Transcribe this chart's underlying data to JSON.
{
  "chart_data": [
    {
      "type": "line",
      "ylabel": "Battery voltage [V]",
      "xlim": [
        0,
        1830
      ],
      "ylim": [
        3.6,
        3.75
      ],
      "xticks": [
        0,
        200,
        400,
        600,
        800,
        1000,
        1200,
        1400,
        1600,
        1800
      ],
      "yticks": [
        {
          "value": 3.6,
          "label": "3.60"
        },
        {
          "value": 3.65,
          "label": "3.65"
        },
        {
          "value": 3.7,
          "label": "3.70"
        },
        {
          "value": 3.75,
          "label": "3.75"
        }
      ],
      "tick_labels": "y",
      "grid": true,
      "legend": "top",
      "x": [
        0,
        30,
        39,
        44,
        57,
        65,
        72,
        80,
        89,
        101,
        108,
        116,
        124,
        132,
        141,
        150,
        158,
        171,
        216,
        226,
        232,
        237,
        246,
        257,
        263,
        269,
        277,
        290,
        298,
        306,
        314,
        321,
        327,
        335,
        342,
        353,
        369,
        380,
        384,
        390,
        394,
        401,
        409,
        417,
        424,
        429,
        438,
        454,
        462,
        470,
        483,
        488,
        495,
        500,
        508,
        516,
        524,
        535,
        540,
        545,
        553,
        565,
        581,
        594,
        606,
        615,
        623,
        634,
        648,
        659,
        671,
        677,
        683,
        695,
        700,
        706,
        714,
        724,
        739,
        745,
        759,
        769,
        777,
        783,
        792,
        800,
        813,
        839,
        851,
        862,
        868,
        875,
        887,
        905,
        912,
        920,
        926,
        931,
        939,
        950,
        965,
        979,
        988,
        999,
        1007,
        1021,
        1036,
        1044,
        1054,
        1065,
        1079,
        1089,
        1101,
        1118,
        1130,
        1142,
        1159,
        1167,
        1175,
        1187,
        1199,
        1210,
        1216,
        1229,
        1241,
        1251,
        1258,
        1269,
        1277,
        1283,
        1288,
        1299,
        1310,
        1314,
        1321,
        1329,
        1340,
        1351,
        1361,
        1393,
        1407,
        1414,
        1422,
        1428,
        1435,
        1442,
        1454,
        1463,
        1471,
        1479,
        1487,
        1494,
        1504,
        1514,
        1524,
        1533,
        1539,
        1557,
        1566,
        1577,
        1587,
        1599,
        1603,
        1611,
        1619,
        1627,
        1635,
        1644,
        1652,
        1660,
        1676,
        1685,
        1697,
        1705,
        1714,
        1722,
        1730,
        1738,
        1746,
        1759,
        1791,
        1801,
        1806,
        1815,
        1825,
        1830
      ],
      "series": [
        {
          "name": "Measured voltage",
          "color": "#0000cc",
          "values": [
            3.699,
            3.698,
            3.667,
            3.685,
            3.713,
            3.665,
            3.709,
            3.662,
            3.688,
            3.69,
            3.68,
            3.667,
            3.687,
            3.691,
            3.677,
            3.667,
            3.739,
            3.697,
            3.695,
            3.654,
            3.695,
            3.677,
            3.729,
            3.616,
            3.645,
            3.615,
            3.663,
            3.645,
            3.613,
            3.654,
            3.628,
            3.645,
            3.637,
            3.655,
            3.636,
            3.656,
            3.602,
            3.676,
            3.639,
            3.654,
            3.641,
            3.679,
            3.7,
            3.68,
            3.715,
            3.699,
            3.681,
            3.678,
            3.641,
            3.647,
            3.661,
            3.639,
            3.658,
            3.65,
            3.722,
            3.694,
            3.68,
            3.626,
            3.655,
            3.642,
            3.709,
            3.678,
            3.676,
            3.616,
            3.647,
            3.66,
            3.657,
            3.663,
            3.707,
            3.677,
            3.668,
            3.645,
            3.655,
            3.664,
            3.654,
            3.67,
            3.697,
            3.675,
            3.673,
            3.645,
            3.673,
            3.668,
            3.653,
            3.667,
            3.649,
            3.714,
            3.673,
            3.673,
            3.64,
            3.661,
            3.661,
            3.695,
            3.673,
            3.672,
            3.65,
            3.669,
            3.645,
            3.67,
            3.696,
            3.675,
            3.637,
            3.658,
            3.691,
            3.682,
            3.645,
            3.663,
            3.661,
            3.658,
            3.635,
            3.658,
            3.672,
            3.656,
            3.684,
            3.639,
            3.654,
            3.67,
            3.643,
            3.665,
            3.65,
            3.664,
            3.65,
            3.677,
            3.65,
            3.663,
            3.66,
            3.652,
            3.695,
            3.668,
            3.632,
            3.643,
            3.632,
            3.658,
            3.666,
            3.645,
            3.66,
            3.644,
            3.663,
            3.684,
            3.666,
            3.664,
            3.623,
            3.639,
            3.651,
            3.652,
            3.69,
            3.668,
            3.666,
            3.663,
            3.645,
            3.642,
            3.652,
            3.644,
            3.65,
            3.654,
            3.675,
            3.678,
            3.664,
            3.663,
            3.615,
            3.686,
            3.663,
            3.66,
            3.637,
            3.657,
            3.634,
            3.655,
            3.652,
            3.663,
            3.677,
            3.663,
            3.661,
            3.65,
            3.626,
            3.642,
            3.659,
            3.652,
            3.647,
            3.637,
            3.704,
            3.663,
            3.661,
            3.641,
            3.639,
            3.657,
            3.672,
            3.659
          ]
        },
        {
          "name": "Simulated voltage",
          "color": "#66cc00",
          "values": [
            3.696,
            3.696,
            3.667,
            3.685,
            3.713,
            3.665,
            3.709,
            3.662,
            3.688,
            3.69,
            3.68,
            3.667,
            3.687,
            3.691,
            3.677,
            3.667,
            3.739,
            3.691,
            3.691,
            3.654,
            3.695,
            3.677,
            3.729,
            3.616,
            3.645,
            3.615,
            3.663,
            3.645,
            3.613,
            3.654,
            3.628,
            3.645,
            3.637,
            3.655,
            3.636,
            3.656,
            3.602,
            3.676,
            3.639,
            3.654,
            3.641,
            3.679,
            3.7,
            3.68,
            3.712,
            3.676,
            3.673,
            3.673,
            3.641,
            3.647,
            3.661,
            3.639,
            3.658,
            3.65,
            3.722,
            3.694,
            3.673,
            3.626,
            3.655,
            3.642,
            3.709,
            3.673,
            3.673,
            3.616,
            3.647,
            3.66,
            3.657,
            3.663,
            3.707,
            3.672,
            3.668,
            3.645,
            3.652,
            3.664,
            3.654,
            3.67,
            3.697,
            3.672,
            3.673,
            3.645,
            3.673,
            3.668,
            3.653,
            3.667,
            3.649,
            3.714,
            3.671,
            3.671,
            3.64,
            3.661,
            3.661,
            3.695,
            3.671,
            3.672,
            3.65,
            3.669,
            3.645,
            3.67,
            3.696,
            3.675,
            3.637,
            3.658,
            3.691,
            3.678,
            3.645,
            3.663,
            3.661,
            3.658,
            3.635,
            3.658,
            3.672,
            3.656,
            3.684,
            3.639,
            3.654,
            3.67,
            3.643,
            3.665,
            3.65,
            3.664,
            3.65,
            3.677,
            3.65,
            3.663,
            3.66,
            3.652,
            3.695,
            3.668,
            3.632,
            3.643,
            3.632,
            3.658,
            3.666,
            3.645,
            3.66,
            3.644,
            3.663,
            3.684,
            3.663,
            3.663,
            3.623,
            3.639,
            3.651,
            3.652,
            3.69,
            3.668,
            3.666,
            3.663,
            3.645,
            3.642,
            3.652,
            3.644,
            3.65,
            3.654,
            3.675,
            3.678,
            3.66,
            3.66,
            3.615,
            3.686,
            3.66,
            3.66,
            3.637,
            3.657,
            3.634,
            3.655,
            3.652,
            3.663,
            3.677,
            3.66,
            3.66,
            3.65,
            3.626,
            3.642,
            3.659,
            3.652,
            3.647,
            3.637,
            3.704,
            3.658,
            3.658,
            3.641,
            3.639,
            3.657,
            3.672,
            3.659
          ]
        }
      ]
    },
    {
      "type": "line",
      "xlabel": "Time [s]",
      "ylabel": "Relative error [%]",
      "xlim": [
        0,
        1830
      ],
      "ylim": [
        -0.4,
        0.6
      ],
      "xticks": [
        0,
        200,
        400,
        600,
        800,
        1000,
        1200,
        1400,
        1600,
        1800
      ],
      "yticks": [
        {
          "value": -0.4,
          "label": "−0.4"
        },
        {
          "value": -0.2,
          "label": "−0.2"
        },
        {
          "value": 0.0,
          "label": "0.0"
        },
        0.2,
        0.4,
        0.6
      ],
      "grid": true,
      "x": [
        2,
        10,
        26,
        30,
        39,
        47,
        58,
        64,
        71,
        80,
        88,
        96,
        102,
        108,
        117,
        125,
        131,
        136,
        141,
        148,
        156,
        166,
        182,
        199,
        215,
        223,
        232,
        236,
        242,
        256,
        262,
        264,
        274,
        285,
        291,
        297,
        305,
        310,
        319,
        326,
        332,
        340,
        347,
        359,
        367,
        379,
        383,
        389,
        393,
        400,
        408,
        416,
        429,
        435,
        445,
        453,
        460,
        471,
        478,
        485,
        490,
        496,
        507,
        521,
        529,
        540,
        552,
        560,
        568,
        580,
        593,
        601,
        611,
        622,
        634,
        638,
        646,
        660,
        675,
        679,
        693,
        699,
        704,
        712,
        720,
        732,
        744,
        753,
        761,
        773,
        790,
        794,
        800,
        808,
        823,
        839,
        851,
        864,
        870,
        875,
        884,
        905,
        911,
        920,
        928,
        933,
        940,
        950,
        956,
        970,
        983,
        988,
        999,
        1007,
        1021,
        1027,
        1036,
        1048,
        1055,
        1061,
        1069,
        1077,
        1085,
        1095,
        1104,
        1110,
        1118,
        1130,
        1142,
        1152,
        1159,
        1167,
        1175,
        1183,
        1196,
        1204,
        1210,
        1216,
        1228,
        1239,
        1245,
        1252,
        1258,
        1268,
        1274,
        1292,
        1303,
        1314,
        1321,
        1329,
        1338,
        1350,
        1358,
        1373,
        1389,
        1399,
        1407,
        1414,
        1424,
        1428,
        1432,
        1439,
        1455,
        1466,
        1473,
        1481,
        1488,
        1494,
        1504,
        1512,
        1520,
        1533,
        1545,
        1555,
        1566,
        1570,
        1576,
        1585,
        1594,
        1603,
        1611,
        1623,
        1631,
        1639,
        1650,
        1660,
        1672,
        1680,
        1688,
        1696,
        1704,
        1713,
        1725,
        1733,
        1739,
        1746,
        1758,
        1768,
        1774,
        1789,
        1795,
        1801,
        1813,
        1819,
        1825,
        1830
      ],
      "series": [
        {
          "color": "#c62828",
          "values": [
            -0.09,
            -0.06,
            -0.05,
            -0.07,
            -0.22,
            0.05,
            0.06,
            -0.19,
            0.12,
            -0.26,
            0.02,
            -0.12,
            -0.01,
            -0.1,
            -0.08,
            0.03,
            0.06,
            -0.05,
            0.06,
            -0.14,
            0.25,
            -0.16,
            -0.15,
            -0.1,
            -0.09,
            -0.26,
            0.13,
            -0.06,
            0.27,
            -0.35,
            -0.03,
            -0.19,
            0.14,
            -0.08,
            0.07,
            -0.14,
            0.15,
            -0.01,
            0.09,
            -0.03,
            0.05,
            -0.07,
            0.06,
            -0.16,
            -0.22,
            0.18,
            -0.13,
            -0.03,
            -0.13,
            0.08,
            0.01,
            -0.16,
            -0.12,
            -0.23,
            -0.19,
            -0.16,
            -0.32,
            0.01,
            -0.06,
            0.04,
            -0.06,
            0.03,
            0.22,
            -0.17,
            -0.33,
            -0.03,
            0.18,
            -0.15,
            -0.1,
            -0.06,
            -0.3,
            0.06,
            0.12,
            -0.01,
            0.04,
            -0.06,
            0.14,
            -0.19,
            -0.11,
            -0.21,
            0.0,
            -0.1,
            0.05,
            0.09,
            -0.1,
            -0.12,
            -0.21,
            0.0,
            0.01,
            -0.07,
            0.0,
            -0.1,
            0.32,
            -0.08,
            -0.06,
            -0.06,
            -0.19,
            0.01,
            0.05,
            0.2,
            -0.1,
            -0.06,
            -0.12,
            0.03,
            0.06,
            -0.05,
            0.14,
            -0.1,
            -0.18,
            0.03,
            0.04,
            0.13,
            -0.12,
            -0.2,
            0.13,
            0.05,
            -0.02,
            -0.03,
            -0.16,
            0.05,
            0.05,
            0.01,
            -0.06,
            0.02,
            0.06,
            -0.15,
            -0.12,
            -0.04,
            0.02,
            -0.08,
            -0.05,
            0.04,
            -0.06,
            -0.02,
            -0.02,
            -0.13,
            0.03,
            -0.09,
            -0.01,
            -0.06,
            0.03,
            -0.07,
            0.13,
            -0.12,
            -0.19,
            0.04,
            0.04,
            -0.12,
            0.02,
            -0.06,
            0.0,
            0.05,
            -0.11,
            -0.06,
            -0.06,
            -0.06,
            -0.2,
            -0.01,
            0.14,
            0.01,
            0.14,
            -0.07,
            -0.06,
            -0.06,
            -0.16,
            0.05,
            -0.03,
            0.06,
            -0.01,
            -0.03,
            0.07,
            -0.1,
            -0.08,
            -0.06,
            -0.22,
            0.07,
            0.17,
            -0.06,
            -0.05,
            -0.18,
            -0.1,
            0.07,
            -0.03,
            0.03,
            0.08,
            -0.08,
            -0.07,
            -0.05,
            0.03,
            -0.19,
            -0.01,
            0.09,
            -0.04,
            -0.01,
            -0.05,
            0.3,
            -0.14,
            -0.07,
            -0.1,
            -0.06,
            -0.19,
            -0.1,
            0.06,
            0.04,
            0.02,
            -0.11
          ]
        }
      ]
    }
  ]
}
- - -
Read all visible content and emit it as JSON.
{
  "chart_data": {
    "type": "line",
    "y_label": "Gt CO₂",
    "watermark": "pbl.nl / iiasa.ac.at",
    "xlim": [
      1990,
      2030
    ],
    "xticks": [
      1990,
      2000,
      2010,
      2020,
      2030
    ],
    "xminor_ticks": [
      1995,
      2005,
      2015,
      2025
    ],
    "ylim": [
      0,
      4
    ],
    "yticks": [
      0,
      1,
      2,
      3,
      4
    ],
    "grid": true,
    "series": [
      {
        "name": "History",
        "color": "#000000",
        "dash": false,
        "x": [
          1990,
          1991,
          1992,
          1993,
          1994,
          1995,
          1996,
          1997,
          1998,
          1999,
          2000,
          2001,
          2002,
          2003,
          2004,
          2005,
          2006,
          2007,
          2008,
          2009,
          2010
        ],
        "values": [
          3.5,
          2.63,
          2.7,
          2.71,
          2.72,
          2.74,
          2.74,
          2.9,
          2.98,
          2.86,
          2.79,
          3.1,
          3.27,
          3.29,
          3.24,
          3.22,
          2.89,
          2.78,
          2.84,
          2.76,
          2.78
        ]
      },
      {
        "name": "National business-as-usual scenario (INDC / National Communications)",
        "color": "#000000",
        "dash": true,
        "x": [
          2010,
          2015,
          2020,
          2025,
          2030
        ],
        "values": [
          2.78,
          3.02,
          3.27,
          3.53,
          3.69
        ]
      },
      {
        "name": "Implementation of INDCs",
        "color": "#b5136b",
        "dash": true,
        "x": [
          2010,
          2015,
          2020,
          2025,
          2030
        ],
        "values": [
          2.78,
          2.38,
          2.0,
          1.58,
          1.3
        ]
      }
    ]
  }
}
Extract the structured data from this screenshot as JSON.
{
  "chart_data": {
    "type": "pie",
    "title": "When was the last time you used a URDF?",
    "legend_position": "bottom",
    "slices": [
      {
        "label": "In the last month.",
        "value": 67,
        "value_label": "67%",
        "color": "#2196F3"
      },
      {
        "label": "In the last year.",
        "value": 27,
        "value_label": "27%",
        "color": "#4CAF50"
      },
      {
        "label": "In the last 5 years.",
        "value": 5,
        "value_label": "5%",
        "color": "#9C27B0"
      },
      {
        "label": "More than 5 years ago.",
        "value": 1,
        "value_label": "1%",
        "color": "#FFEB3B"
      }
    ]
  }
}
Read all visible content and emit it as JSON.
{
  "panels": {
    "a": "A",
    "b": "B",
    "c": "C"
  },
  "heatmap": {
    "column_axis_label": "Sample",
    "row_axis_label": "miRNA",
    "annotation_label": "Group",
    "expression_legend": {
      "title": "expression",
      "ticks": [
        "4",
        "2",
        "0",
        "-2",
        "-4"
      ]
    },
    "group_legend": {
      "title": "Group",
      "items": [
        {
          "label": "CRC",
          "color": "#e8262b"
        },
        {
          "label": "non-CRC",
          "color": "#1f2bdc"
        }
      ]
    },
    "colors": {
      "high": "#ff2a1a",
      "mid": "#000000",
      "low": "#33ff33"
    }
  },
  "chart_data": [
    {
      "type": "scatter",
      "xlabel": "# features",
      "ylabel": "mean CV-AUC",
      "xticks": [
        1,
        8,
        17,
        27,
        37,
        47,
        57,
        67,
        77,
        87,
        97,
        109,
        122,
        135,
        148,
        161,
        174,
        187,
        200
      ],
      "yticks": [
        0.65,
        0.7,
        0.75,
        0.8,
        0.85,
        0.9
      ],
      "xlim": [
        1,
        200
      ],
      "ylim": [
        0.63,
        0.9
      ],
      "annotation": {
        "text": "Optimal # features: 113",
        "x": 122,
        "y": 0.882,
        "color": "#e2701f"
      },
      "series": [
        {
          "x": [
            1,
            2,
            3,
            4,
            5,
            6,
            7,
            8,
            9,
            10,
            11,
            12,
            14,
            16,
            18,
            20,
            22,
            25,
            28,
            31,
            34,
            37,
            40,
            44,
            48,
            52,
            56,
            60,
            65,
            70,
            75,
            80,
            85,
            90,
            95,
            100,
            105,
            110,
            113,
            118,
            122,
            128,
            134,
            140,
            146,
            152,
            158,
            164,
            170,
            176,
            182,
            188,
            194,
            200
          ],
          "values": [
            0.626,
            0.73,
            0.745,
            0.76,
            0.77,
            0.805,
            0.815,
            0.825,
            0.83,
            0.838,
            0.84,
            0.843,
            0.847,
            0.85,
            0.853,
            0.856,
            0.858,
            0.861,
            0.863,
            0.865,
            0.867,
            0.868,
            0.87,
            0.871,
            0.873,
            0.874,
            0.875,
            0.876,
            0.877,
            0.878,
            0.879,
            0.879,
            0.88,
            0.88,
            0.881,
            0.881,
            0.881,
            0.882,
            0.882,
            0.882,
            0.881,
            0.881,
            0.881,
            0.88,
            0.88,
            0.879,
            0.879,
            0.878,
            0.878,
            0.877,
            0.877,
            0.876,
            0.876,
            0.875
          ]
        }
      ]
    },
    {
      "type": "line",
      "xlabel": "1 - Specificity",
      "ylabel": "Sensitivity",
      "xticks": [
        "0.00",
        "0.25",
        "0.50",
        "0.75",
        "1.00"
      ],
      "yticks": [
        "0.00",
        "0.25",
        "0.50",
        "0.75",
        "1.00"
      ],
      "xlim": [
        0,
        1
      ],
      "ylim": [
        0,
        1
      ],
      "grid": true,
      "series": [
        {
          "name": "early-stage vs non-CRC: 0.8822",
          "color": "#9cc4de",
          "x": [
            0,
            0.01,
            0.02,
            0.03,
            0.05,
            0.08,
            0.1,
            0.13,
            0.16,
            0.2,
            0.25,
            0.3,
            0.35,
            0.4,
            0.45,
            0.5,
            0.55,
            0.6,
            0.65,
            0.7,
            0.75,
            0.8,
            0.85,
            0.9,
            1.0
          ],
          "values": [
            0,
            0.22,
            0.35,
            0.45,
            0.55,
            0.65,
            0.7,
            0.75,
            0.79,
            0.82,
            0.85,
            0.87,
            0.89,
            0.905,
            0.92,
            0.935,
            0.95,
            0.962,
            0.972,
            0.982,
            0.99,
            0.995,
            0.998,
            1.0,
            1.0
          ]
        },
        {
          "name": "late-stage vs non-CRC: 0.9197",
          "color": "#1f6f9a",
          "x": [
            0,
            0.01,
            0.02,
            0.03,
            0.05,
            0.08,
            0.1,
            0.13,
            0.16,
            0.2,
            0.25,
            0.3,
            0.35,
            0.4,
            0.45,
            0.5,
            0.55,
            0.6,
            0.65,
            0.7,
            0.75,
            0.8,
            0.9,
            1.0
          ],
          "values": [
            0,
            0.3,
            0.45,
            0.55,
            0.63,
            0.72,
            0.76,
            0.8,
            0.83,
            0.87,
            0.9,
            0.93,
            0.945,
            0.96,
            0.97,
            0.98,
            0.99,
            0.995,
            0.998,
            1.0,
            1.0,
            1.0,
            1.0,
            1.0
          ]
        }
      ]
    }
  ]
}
- - -
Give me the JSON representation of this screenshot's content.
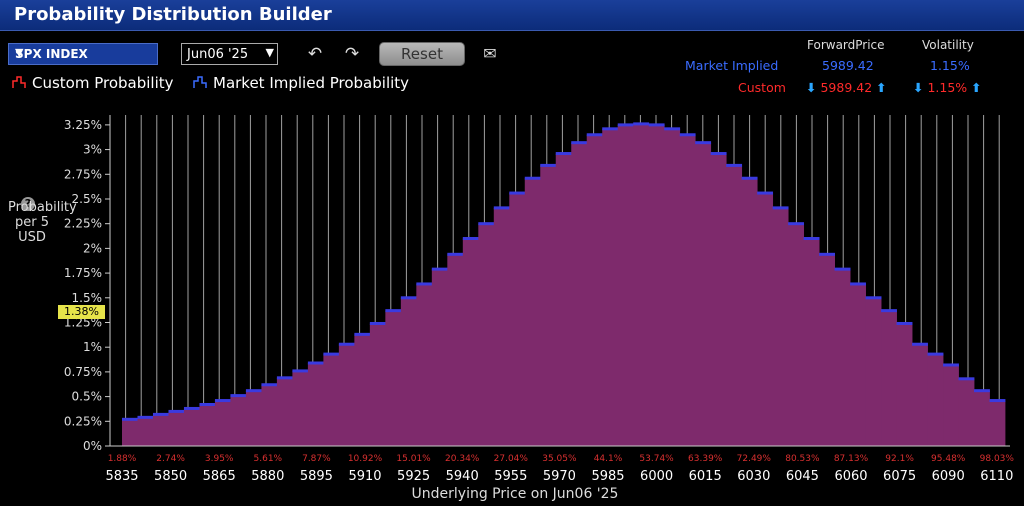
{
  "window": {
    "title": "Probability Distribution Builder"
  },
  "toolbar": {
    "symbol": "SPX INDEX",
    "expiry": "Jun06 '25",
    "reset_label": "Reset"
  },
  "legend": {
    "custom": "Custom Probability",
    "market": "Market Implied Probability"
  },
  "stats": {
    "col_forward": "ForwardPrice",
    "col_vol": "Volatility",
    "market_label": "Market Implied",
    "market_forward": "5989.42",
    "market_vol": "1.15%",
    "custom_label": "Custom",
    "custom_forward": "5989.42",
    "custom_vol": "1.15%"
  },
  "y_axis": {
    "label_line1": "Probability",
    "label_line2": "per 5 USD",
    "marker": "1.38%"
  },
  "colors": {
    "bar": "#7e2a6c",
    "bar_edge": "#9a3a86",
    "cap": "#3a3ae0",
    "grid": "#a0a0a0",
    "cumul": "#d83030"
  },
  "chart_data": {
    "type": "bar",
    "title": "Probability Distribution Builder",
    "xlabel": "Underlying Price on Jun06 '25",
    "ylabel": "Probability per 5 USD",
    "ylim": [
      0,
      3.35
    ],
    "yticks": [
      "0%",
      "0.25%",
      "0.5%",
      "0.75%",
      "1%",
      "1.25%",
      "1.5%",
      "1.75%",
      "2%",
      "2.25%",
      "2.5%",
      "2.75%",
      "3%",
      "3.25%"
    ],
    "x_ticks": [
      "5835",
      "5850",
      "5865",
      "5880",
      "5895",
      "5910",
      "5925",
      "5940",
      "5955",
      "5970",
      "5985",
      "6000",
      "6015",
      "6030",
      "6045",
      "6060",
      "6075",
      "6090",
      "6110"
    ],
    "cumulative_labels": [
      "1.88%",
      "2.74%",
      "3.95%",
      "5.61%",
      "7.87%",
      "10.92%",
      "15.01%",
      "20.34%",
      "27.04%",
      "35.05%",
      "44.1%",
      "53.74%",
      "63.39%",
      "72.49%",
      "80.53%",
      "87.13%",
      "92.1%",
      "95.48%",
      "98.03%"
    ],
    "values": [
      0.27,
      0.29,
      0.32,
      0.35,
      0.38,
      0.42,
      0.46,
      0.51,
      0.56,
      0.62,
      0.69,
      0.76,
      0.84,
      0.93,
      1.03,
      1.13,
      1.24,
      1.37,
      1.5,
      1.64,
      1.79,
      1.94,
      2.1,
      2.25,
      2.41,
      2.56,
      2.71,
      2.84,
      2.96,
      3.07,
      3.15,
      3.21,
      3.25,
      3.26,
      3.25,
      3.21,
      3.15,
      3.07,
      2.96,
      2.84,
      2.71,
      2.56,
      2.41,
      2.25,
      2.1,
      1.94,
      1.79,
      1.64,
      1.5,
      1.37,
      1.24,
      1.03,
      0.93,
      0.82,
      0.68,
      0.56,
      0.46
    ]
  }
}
- - -
**Stated task:** Only a number is wanted: how many lines of the data above contain "Builder"?

**Solution to this task:** 2